▶ [RECORDS SHOWN]:
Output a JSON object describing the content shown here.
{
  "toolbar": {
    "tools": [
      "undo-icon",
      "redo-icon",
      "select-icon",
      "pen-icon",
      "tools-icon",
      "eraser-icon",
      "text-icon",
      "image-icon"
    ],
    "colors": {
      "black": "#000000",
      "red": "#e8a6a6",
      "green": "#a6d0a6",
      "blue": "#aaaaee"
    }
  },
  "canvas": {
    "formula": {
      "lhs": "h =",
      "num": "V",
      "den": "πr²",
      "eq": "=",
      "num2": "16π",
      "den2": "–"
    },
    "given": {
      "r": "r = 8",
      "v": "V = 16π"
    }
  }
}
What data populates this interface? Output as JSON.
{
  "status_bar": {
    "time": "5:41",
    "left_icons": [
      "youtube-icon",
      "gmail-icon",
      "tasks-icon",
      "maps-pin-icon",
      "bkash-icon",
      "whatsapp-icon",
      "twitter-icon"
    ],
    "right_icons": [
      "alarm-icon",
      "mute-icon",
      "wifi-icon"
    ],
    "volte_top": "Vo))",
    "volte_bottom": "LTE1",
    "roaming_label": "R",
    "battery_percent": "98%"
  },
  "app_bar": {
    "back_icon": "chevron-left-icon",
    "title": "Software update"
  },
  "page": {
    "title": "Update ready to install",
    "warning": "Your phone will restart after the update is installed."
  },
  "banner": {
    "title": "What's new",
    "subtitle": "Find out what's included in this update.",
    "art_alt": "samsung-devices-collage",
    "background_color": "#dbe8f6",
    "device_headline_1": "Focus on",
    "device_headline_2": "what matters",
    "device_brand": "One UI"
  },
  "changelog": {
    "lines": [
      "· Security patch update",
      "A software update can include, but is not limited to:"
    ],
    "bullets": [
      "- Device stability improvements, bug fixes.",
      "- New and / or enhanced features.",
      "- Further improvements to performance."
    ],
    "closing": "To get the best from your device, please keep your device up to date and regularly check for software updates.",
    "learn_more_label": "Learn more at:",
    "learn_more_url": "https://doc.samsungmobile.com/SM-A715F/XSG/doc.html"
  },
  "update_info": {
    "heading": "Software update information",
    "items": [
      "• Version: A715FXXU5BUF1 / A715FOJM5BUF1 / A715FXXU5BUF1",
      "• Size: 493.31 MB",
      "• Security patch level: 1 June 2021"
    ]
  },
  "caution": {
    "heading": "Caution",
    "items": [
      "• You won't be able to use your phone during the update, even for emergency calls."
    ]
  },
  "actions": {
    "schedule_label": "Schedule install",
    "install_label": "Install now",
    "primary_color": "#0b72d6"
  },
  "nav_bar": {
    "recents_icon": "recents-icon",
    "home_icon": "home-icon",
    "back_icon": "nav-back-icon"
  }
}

▶ [PROBLEM]: Reproduce, word for word, every line starting at the line that contains "What data populates" and ending with the final line of the entries.

▶ [ANSWER TO THE TASK]:
What data populates this interface? Output as JSON.
{
  "status_bar": {
    "time": "5:41",
    "left_icons": [
      "youtube-icon",
      "gmail-icon",
      "tasks-icon",
      "maps-pin-icon",
      "bkash-icon",
      "whatsapp-icon",
      "twitter-icon"
    ],
    "right_icons": [
      "alarm-icon",
      "mute-icon",
      "wifi-icon"
    ],
    "volte_top": "Vo))",
    "volte_bottom": "LTE1",
    "roaming_label": "R",
    "battery_percent": "98%"
  },
  "app_bar": {
    "back_icon": "chevron-left-icon",
    "title": "Software update"
  },
  "page": {
    "title": "Update ready to install",
    "warning": "Your phone will restart after the update is installed."
  },
  "banner": {
    "title": "What's new",
    "subtitle": "Find out what's included in this update.",
    "art_alt": "samsung-devices-collage",
    "background_color": "#dbe8f6",
    "device_headline_1": "Focus on",
    "device_headline_2": "what matters",
    "device_brand": "One UI"
  },
  "changelog": {
    "lines": [
      "· Security patch update",
      "A software update can include, but is not limited to:"
    ],
    "bullets": [
      "- Device stability improvements, bug fixes.",
      "- New and / or enhanced features.",
      "- Further improvements to performance."
    ],
    "closing": "To get the best from your device, please keep your device up to date and regularly check for software updates.",
    "learn_more_label": "Learn more at:",
    "learn_more_url": "https://doc.samsungmobile.com/SM-A715F/XSG/doc.html"
  },
  "update_info": {
    "heading": "Software update information",
    "items": [
      "• Version: A715FXXU5BUF1 / A715FOJM5BUF1 / A715FXXU5BUF1",
      "• Size: 493.31 MB",
      "• Security patch level: 1 June 2021"
    ]
  },
  "caution": {
    "heading": "Caution",
    "items": [
      "• You won't be able to use your phone during the update, even for emergency calls."
    ]
  },
  "actions": {
    "schedule_label": "Schedule install",
    "install_label": "Install now",
    "primary_color": "#0b72d6"
  },
  "nav_bar": {
    "recents_icon": "recents-icon",
    "home_icon": "home-icon",
    "back_icon": "nav-back-icon"
  }
}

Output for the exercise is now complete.